### GIVEN INSTRUCTION A:
Retype the passage of the Dukhtar review that begins at the words "FILM ARCHIVES" and stops after the words "nowhere at all.".
### GIVEN INSTRUCTION B:
Write the next part of the Dukhtar review, picking up right after its final sentence.

### ARTICLE:
— START —

FILM ARCHIVES

A Pakistani Mother and a Betrothed Child Flee Their Men in the Powerful ‘Dukhtar’

by

Dukhtar opens with a girl moving over water, her long hair sifted by the wind, facing away. The thick, weaving music indicates that this is some kind of dream, some long and impossible journey — and then the film cuts to silence, to the same girl lying still on a mattress, going nowhere at all.

Despite what follows, Dukhtar, directed by Afia Nathaniel, never changes from dream to nightmare. Instead, it inhabits a heightened, brilliantly colorful version of what lies between; call it reality. The daughter in question (dukhtar means “daughter” in Urdu) is ten-year-old Zainab (Saleha Aref, moving with lightness and soft electricity), who is promised in marriage by her father to a much older man. Zainab is young enough that she wets herself out of fear and can entertain herself with what she finds on the ground. She is a child, and her mother, Allah Rakhi (Samiya Mumtaz, intelligent and balletically expressive), knowing it, flees.

— END —

Records excerpted from a collection:
— START —

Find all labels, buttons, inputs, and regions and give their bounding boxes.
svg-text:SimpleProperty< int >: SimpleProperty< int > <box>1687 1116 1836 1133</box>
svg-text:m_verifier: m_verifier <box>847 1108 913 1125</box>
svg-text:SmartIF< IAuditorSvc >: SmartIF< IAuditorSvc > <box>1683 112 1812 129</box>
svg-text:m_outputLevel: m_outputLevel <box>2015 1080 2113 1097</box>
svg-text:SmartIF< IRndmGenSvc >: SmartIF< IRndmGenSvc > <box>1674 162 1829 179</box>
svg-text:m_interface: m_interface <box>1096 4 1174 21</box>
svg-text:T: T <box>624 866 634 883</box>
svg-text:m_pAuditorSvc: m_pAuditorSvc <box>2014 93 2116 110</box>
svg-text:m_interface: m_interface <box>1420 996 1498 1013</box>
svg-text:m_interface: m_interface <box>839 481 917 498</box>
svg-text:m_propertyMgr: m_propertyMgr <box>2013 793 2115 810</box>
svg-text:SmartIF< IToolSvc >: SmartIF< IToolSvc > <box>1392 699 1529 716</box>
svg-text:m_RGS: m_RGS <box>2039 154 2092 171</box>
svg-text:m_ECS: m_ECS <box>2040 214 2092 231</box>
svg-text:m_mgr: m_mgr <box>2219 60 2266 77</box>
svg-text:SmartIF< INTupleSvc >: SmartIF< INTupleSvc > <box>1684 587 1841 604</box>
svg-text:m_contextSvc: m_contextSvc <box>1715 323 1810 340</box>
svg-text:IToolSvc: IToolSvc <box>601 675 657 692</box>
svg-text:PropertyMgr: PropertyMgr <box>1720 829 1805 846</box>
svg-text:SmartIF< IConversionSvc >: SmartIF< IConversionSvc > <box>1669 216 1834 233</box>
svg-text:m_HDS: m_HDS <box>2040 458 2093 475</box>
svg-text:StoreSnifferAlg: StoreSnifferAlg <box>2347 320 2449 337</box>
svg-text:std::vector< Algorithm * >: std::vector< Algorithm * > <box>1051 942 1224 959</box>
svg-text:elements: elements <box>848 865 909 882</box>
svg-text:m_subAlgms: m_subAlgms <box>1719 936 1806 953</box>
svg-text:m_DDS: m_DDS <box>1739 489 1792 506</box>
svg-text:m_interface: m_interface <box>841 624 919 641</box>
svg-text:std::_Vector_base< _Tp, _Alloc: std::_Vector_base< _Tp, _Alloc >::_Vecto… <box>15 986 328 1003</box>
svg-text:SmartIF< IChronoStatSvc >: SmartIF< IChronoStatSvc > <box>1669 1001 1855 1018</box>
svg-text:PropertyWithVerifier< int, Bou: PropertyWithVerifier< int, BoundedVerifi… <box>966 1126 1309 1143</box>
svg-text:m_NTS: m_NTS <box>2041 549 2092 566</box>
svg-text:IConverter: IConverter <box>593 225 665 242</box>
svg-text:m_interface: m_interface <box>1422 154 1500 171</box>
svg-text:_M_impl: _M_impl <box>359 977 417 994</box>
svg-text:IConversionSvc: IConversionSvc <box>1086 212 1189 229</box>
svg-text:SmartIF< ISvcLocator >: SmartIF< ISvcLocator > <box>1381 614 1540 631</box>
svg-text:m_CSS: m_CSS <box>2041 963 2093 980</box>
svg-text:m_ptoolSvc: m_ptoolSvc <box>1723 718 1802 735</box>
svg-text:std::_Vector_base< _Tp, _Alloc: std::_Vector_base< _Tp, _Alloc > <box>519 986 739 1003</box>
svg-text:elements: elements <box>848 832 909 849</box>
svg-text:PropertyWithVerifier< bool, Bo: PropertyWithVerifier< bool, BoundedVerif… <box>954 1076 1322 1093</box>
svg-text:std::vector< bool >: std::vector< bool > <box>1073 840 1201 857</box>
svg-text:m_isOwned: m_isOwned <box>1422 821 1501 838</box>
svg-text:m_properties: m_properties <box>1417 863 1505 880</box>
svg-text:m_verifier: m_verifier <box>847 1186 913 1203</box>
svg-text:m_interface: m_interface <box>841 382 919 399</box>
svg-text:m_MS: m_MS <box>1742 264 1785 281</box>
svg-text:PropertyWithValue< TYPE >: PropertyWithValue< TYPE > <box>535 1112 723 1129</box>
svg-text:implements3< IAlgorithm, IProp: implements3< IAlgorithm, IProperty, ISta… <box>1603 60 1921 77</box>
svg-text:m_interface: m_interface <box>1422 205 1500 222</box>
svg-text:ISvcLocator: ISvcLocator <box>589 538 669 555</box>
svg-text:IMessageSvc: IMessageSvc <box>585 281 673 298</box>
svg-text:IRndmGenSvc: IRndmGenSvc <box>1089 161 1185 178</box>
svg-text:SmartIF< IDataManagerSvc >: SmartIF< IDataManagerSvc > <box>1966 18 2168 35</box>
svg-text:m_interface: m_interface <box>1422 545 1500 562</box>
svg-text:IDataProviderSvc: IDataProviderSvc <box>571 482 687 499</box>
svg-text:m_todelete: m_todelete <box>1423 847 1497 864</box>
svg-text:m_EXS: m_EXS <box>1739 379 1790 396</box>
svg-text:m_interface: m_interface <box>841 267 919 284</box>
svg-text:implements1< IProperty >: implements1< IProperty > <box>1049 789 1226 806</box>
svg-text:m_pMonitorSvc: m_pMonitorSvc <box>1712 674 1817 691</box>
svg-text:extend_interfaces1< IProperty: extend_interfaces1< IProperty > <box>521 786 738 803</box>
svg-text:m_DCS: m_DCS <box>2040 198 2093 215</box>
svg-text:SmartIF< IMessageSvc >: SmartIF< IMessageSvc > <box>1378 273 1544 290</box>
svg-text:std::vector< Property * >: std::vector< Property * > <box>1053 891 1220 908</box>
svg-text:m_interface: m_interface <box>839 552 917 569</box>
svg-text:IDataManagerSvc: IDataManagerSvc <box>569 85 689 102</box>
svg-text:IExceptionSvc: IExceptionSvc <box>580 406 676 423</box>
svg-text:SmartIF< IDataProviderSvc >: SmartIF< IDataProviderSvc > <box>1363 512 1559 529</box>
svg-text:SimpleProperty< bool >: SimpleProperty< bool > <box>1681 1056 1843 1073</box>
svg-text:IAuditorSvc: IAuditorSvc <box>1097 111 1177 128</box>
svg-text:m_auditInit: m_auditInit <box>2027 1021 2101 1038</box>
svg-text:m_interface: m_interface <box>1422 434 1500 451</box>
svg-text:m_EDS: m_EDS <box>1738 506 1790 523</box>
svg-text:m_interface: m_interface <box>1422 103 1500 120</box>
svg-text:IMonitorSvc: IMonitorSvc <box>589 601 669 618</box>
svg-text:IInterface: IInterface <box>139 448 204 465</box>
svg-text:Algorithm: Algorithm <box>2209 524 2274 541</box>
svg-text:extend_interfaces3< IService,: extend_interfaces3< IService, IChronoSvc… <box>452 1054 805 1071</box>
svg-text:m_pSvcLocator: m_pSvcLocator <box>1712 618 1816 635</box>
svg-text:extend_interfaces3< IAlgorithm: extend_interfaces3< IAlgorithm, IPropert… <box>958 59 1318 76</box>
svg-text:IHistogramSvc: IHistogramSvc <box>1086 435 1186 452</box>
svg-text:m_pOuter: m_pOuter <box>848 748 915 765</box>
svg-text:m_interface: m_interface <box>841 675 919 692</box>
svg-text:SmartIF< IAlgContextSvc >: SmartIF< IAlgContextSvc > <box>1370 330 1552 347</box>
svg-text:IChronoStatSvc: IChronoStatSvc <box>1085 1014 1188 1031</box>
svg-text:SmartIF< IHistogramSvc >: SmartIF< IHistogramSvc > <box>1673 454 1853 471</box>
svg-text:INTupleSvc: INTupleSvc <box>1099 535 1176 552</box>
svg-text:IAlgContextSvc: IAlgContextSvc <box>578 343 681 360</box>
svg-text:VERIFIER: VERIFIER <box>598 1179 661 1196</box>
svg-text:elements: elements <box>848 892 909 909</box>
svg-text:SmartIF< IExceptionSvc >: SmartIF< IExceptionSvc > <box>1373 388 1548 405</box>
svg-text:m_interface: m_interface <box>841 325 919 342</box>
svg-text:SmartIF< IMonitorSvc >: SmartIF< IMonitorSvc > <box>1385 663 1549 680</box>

— END —

### FINAL RESULT A:
FILM ARCHIVES

A Pakistani Mother and a Betrothed Child Flee Their Men in the Powerful ‘Dukhtar’

by

Dukhtar opens with a girl moving over water, her long hair sifted by the wind, facing away. The thick, weaving music indicates that this is some kind of dream, some long and impossible journey — and then the film cuts to silence, to the same girl lying still on a mattress, going nowhere at all.

### FINAL RESULT B:
Zainab and Allah Rakhi head for Punjab, pursued by men from home who aim to kill them, and helped by a kind, nervous truck driver (Mohib Mirza) whom they meet on the highway. In the face of imminent violence, the love between Zainab and her mother proves sustaining; theirs is the rare love story in which men are superfluous and sex is a horror, though both haunt and drive the plotline.

Dukhtar is an issues film with the twisted, heart-pounding feel of a road-trip thriller, but Nathaniel based her script on a true story, and there’s a low-key quality to the conversations that feels real, intimate, and all the more urgent for it.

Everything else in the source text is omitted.